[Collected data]
_ _ _ _
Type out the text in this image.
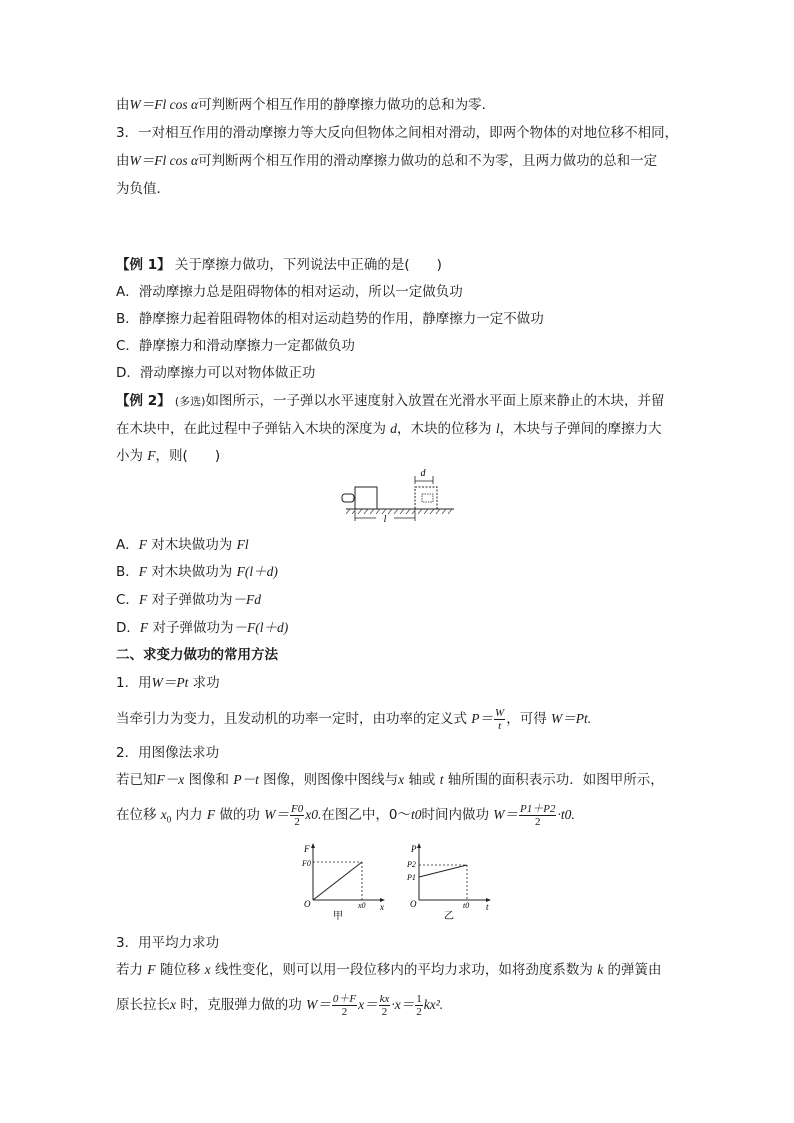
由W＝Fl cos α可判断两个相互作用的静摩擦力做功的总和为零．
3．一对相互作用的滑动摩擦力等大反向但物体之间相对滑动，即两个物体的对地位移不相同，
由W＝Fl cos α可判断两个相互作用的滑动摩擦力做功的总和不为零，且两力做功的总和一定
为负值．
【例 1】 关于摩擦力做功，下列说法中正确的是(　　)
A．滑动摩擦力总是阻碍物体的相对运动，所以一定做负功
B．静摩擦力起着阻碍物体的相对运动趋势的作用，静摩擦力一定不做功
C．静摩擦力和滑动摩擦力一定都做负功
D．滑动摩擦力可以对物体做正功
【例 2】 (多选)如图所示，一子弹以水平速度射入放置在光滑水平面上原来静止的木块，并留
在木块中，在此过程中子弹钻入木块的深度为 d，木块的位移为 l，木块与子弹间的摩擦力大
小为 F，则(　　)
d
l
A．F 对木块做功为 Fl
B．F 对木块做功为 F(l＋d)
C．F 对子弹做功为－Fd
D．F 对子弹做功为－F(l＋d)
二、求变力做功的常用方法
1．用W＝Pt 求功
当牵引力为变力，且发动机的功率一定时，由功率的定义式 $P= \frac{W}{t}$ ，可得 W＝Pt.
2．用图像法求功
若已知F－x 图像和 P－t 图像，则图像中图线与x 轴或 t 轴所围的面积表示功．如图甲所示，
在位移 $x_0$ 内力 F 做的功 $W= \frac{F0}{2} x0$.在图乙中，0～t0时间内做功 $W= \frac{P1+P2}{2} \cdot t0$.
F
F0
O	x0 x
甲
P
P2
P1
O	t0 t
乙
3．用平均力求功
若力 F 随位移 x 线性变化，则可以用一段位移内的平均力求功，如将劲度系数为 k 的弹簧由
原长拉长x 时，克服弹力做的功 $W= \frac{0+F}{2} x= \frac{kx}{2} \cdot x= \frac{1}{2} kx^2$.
_ _ _ _
**Problem requirements**
Print each entry shown above with exact wording and no pictures.

**Task output**
Type out the text in this image.
由W＝Fl cos α可判断两个相互作用的静摩擦力做功的总和为零．
3．一对相互作用的滑动摩擦力等大反向但物体之间相对滑动，即两个物体的对地位移不相同，
由W＝Fl cos α可判断两个相互作用的滑动摩擦力做功的总和不为零，且两力做功的总和一定
为负值．
【例 1】 关于摩擦力做功，下列说法中正确的是(　　)
A．滑动摩擦力总是阻碍物体的相对运动，所以一定做负功
B．静摩擦力起着阻碍物体的相对运动趋势的作用，静摩擦力一定不做功
C．静摩擦力和滑动摩擦力一定都做负功
D．滑动摩擦力可以对物体做正功
【例 2】 (多选)如图所示，一子弹以水平速度射入放置在光滑水平面上原来静止的木块，并留
在木块中，在此过程中子弹钻入木块的深度为 d，木块的位移为 l，木块与子弹间的摩擦力大
小为 F，则(　　)
d
l
A．F 对木块做功为 Fl
B．F 对木块做功为 F(l＋d)
C．F 对子弹做功为－Fd
D．F 对子弹做功为－F(l＋d)
二、求变力做功的常用方法
1．用W＝Pt 求功
当牵引力为变力，且发动机的功率一定时，由功率的定义式 $P= \frac{W}{t}$ ，可得 W＝Pt.
2．用图像法求功
若已知F－x 图像和 P－t 图像，则图像中图线与x 轴或 t 轴所围的面积表示功．如图甲所示，
在位移 $x_0$ 内力 F 做的功 $W= \frac{F0}{2} x0$.在图乙中，0～t0时间内做功 $W= \frac{P1+P2}{2} \cdot t0$.
F
F0
O	x0 x
甲
P
P2
P1
O	t0 t
乙
3．用平均力求功
若力 F 随位移 x 线性变化，则可以用一段位移内的平均力求功，如将劲度系数为 k 的弹簧由
原长拉长x 时，克服弹力做的功 $W= \frac{0+F}{2} x= \frac{kx}{2} \cdot x= \frac{1}{2} kx^2$.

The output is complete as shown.